Records to use:
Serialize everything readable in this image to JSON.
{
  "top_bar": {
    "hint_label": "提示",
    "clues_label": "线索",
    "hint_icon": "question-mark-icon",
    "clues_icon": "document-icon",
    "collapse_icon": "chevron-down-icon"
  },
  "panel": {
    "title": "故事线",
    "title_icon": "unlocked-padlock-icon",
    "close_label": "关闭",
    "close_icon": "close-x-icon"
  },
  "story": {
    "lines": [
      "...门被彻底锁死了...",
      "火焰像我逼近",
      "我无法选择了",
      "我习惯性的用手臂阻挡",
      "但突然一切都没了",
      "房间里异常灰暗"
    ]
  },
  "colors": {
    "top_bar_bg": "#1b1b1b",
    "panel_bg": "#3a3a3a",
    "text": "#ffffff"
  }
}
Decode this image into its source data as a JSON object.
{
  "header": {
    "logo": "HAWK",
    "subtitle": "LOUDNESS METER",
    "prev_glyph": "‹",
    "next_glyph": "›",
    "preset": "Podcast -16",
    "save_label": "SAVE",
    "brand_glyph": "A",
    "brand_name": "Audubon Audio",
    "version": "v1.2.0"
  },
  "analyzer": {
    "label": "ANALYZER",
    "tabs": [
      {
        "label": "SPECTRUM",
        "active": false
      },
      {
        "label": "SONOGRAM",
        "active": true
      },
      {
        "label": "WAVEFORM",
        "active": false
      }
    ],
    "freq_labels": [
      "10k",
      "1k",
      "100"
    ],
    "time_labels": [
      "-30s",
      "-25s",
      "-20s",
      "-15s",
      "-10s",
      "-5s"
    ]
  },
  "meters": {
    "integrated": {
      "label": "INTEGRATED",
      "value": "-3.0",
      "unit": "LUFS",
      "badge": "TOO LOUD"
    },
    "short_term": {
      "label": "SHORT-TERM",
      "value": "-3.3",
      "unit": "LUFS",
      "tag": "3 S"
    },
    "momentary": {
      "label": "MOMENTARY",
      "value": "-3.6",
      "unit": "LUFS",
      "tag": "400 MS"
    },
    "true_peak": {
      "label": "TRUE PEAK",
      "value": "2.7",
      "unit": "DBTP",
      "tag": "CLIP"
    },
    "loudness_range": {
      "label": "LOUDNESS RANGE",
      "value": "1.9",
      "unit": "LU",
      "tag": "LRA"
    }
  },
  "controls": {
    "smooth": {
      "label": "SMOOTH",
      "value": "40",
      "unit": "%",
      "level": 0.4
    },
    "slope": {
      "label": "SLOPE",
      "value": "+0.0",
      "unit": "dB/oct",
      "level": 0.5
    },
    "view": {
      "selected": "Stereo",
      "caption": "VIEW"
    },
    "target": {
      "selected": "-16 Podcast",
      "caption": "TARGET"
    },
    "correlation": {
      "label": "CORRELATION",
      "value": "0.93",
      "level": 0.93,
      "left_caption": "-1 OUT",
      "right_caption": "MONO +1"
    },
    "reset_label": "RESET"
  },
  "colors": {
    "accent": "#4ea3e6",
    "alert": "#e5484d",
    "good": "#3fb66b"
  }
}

Objective:
Across the material above, how many lines include the string "selected"? Only the number is wanted.

Finished exercise:
2